* Begin RECORDS FOR THE EXERCISE *

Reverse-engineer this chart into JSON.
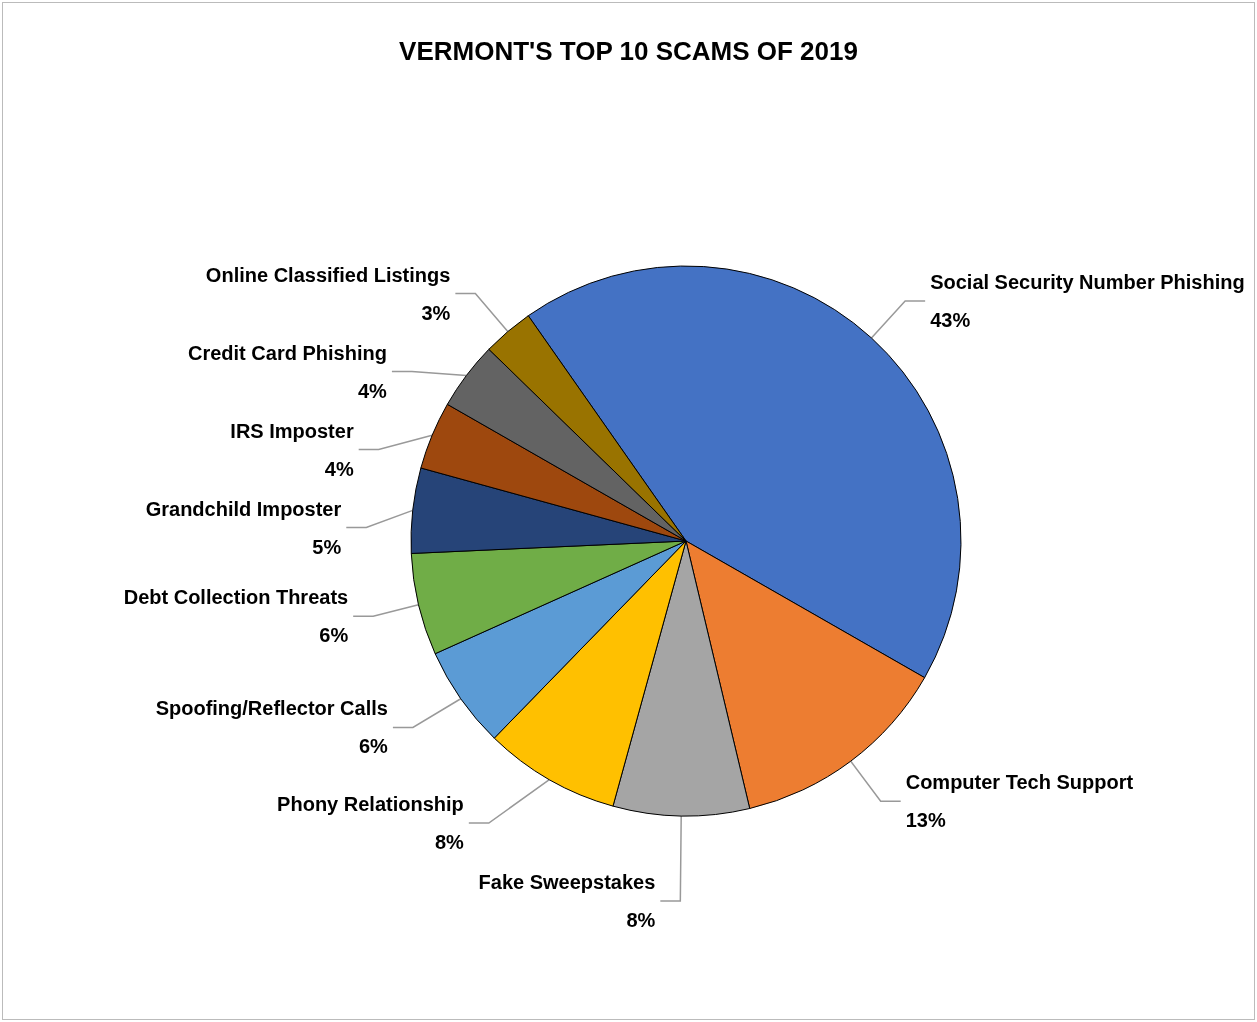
{
  "chart_data": {
    "type": "pie",
    "title": "VERMONT'S TOP 10 SCAMS OF 2019",
    "categories": [
      "Social Security Number Phishing",
      "Computer Tech Support",
      "Fake Sweepstakes",
      "Phony Relationship",
      "Spoofing/Reflector Calls",
      "Debt Collection Threats",
      "Grandchild Imposter",
      "IRS Imposter",
      "Credit Card Phishing",
      "Online Classified Listings"
    ],
    "values": [
      43,
      13,
      8,
      8,
      6,
      6,
      5,
      4,
      4,
      3
    ],
    "colors": [
      "#4472c4",
      "#ed7d31",
      "#a5a5a5",
      "#ffc000",
      "#5b9bd5",
      "#70ad47",
      "#264478",
      "#9e480e",
      "#636363",
      "#997300"
    ],
    "value_labels": [
      "43%",
      "13%",
      "8%",
      "8%",
      "6%",
      "6%",
      "5%",
      "4%",
      "4%",
      "3%"
    ],
    "legend": false
  }
}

* End RECORDS FOR THE EXERCISE *

- [TASK BRIEF]: Set down every entry word for word, but omit the pictures.

- [RESULT OF THE EXERCISE]:
Reverse-engineer this chart into JSON.
{
  "chart_data": {
    "type": "pie",
    "title": "VERMONT'S TOP 10 SCAMS OF 2019",
    "categories": [
      "Social Security Number Phishing",
      "Computer Tech Support",
      "Fake Sweepstakes",
      "Phony Relationship",
      "Spoofing/Reflector Calls",
      "Debt Collection Threats",
      "Grandchild Imposter",
      "IRS Imposter",
      "Credit Card Phishing",
      "Online Classified Listings"
    ],
    "values": [
      43,
      13,
      8,
      8,
      6,
      6,
      5,
      4,
      4,
      3
    ],
    "colors": [
      "#4472c4",
      "#ed7d31",
      "#a5a5a5",
      "#ffc000",
      "#5b9bd5",
      "#70ad47",
      "#264478",
      "#9e480e",
      "#636363",
      "#997300"
    ],
    "value_labels": [
      "43%",
      "13%",
      "8%",
      "8%",
      "6%",
      "6%",
      "5%",
      "4%",
      "4%",
      "3%"
    ],
    "legend": false
  }
}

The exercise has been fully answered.